EXERCISE DESCRIPTION: Print the listing below exactly.

(Extracted data entries)
--------
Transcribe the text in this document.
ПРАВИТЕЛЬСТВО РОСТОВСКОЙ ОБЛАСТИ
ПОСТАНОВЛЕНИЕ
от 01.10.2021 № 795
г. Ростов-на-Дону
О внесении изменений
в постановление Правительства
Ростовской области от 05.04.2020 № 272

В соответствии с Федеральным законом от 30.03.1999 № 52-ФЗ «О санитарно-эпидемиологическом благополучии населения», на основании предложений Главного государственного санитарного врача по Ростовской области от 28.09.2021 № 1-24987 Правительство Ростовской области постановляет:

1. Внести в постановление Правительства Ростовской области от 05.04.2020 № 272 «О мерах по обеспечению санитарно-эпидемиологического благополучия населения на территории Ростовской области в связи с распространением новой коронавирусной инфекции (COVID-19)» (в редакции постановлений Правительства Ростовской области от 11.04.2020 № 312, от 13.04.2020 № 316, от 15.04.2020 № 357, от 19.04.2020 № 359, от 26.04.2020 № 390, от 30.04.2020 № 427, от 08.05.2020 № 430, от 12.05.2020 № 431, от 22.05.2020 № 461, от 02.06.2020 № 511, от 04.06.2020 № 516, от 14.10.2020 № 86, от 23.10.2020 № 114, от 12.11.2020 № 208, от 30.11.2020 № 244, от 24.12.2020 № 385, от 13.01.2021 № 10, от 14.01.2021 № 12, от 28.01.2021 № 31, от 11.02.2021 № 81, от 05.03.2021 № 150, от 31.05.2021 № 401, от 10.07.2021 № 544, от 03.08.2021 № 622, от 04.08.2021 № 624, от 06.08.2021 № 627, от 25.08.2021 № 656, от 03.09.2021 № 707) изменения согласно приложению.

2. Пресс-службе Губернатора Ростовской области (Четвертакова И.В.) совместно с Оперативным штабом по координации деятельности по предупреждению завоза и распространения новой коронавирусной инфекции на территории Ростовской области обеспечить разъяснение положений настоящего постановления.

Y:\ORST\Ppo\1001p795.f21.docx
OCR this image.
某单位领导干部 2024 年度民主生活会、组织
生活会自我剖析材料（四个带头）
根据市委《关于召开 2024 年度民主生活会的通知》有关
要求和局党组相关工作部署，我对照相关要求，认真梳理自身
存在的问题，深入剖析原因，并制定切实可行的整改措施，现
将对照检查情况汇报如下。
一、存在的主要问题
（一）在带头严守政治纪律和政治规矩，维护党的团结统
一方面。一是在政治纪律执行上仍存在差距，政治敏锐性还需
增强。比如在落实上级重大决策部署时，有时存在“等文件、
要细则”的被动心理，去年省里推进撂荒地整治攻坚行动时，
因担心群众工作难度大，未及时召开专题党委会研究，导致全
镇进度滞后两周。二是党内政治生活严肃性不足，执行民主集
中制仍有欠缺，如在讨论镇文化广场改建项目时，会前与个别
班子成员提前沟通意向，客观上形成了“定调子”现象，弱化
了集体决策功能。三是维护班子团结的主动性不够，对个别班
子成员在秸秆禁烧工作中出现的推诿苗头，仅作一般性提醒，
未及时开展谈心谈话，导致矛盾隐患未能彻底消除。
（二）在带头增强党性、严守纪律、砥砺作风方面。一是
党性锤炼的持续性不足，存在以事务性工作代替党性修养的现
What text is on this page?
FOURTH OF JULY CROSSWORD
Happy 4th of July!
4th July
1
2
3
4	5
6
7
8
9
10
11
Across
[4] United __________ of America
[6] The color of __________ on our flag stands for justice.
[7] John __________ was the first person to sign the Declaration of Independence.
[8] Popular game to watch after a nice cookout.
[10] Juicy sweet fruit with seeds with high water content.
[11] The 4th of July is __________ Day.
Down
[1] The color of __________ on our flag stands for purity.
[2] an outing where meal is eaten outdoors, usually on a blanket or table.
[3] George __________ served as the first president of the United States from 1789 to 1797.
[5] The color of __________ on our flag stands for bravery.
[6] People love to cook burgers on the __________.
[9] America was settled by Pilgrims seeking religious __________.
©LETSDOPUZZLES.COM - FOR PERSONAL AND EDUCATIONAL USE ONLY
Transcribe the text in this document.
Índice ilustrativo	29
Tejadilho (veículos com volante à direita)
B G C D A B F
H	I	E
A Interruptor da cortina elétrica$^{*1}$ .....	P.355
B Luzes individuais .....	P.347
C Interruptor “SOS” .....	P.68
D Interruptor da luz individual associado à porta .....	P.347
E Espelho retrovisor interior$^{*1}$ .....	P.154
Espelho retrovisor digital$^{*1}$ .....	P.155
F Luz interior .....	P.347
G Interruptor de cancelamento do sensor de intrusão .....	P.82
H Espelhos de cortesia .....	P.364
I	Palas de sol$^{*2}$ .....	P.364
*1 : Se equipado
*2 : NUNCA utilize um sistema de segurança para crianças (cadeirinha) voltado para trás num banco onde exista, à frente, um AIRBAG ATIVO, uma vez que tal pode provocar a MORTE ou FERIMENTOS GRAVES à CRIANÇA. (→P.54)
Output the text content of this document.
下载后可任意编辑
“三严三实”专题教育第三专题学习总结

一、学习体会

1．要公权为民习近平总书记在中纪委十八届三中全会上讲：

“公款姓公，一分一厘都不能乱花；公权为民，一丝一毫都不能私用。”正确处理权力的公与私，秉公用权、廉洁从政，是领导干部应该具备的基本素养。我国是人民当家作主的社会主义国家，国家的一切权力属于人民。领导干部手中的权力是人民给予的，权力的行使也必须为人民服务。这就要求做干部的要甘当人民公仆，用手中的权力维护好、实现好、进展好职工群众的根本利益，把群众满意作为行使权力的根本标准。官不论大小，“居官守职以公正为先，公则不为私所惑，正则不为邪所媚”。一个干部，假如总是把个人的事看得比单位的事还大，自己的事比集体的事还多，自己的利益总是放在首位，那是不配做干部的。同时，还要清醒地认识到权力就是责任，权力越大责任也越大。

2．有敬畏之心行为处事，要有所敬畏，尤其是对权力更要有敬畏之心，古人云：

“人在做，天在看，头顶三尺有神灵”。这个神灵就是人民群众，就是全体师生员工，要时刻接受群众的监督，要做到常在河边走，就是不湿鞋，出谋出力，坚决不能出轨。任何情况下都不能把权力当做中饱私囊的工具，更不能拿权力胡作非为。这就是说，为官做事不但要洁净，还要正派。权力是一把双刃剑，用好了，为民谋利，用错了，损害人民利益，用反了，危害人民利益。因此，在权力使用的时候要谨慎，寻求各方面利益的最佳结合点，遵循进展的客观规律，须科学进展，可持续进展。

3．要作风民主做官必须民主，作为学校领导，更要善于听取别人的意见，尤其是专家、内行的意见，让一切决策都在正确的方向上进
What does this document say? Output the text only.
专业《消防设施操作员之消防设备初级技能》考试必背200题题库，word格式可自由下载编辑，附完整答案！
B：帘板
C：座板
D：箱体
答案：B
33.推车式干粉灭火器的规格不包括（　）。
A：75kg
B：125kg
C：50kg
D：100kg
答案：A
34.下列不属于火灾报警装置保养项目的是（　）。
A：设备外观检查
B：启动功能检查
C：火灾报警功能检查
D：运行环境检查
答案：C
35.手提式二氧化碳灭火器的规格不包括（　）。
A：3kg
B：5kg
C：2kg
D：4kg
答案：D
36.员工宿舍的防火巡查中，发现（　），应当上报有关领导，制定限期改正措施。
--------
FULL ANSWER:
Transcribe the text in this document.
ПРАВИТЕЛЬСТВО РОСТОВСКОЙ ОБЛАСТИ
ПОСТАНОВЛЕНИЕ
от 01.10.2021 № 795
г. Ростов-на-Дону
О внесении изменений
в постановление Правительства
Ростовской области от 05.04.2020 № 272

В соответствии с Федеральным законом от 30.03.1999 № 52-ФЗ «О санитарно-эпидемиологическом благополучии населения», на основании предложений Главного государственного санитарного врача по Ростовской области от 28.09.2021 № 1-24987 Правительство Ростовской области постановляет:

1. Внести в постановление Правительства Ростовской области от 05.04.2020 № 272 «О мерах по обеспечению санитарно-эпидемиологического благополучия населения на территории Ростовской области в связи с распространением новой коронавирусной инфекции (COVID-19)» (в редакции постановлений Правительства Ростовской области от 11.04.2020 № 312, от 13.04.2020 № 316, от 15.04.2020 № 357, от 19.04.2020 № 359, от 26.04.2020 № 390, от 30.04.2020 № 427, от 08.05.2020 № 430, от 12.05.2020 № 431, от 22.05.2020 № 461, от 02.06.2020 № 511, от 04.06.2020 № 516, от 14.10.2020 № 86, от 23.10.2020 № 114, от 12.11.2020 № 208, от 30.11.2020 № 244, от 24.12.2020 № 385, от 13.01.2021 № 10, от 14.01.2021 № 12, от 28.01.2021 № 31, от 11.02.2021 № 81, от 05.03.2021 № 150, от 31.05.2021 № 401, от 10.07.2021 № 544, от 03.08.2021 № 622, от 04.08.2021 № 624, от 06.08.2021 № 627, от 25.08.2021 № 656, от 03.09.2021 № 707) изменения согласно приложению.

2. Пресс-службе Губернатора Ростовской области (Четвертакова И.В.) совместно с Оперативным штабом по координации деятельности по предупреждению завоза и распространения новой коронавирусной инфекции на территории Ростовской области обеспечить разъяснение положений настоящего постановления.

Y:\ORST\Ppo\1001p795.f21.docx
OCR this image.
某单位领导干部 2024 年度民主生活会、组织
生活会自我剖析材料（四个带头）
根据市委《关于召开 2024 年度民主生活会的通知》有关
要求和局党组相关工作部署，我对照相关要求，认真梳理自身
存在的问题，深入剖析原因，并制定切实可行的整改措施，现
将对照检查情况汇报如下。
一、存在的主要问题
（一）在带头严守政治纪律和政治规矩，维护党的团结统
一方面。一是在政治纪律执行上仍存在差距，政治敏锐性还需
增强。比如在落实上级重大决策部署时，有时存在“等文件、
要细则”的被动心理，去年省里推进撂荒地整治攻坚行动时，
因担心群众工作难度大，未及时召开专题党委会研究，导致全
镇进度滞后两周。二是党内政治生活严肃性不足，执行民主集
中制仍有欠缺，如在讨论镇文化广场改建项目时，会前与个别
班子成员提前沟通意向，客观上形成了“定调子”现象，弱化
了集体决策功能。三是维护班子团结的主动性不够，对个别班
子成员在秸秆禁烧工作中出现的推诿苗头，仅作一般性提醒，
未及时开展谈心谈话，导致矛盾隐患未能彻底消除。
（二）在带头增强党性、严守纪律、砥砺作风方面。一是
党性锤炼的持续性不足，存在以事务性工作代替党性修养的现
What text is on this page?
FOURTH OF JULY CROSSWORD
Happy 4th of July!
4th July
1
2
3
4	5
6
7
8
9
10
11
Across
[4] United __________ of America
[6] The color of __________ on our flag stands for justice.
[7] John __________ was the first person to sign the Declaration of Independence.
[8] Popular game to watch after a nice cookout.
[10] Juicy sweet fruit with seeds with high water content.
[11] The 4th of July is __________ Day.
Down
[1] The color of __________ on our flag stands for purity.
[2] an outing where meal is eaten outdoors, usually on a blanket or table.
[3] George __________ served as the first president of the United States from 1789 to 1797.
[5] The color of __________ on our flag stands for bravery.
[6] People love to cook burgers on the __________.
[9] America was settled by Pilgrims seeking religious __________.
©LETSDOPUZZLES.COM - FOR PERSONAL AND EDUCATIONAL USE ONLY
Transcribe the text in this document.
Índice ilustrativo	29
Tejadilho (veículos com volante à direita)
B G C D A B F
H	I	E
A Interruptor da cortina elétrica$^{*1}$ .....	P.355
B Luzes individuais .....	P.347
C Interruptor “SOS” .....	P.68
D Interruptor da luz individual associado à porta .....	P.347
E Espelho retrovisor interior$^{*1}$ .....	P.154
Espelho retrovisor digital$^{*1}$ .....	P.155
F Luz interior .....	P.347
G Interruptor de cancelamento do sensor de intrusão .....	P.82
H Espelhos de cortesia .....	P.364
I	Palas de sol$^{*2}$ .....	P.364
*1 : Se equipado
*2 : NUNCA utilize um sistema de segurança para crianças (cadeirinha) voltado para trás num banco onde exista, à frente, um AIRBAG ATIVO, uma vez que tal pode provocar a MORTE ou FERIMENTOS GRAVES à CRIANÇA. (→P.54)
Output the text content of this document.
下载后可任意编辑
“三严三实”专题教育第三专题学习总结

一、学习体会

1．要公权为民习近平总书记在中纪委十八届三中全会上讲：

“公款姓公，一分一厘都不能乱花；公权为民，一丝一毫都不能私用。”正确处理权力的公与私，秉公用权、廉洁从政，是领导干部应该具备的基本素养。我国是人民当家作主的社会主义国家，国家的一切权力属于人民。领导干部手中的权力是人民给予的，权力的行使也必须为人民服务。这就要求做干部的要甘当人民公仆，用手中的权力维护好、实现好、进展好职工群众的根本利益，把群众满意作为行使权力的根本标准。官不论大小，“居官守职以公正为先，公则不为私所惑，正则不为邪所媚”。一个干部，假如总是把个人的事看得比单位的事还大，自己的事比集体的事还多，自己的利益总是放在首位，那是不配做干部的。同时，还要清醒地认识到权力就是责任，权力越大责任也越大。

2．有敬畏之心行为处事，要有所敬畏，尤其是对权力更要有敬畏之心，古人云：

“人在做，天在看，头顶三尺有神灵”。这个神灵就是人民群众，就是全体师生员工，要时刻接受群众的监督，要做到常在河边走，就是不湿鞋，出谋出力，坚决不能出轨。任何情况下都不能把权力当做中饱私囊的工具，更不能拿权力胡作非为。这就是说，为官做事不但要洁净，还要正派。权力是一把双刃剑，用好了，为民谋利，用错了，损害人民利益，用反了，危害人民利益。因此，在权力使用的时候要谨慎，寻求各方面利益的最佳结合点，遵循进展的客观规律，须科学进展，可持续进展。

3．要作风民主做官必须民主，作为学校领导，更要善于听取别人的意见，尤其是专家、内行的意见，让一切决策都在正确的方向上进
What does this document say? Output the text only.
专业《消防设施操作员之消防设备初级技能》考试必背200题题库，word格式可自由下载编辑，附完整答案！
B：帘板
C：座板
D：箱体
答案：B
33.推车式干粉灭火器的规格不包括（　）。
A：75kg
B：125kg
C：50kg
D：100kg
答案：A
34.下列不属于火灾报警装置保养项目的是（　）。
A：设备外观检查
B：启动功能检查
C：火灾报警功能检查
D：运行环境检查
答案：C
35.手提式二氧化碳灭火器的规格不包括（　）。
A：3kg
B：5kg
C：2kg
D：4kg
答案：D
36.员工宿舍的防火巡查中，发现（　），应当上报有关领导，制定限期改正措施。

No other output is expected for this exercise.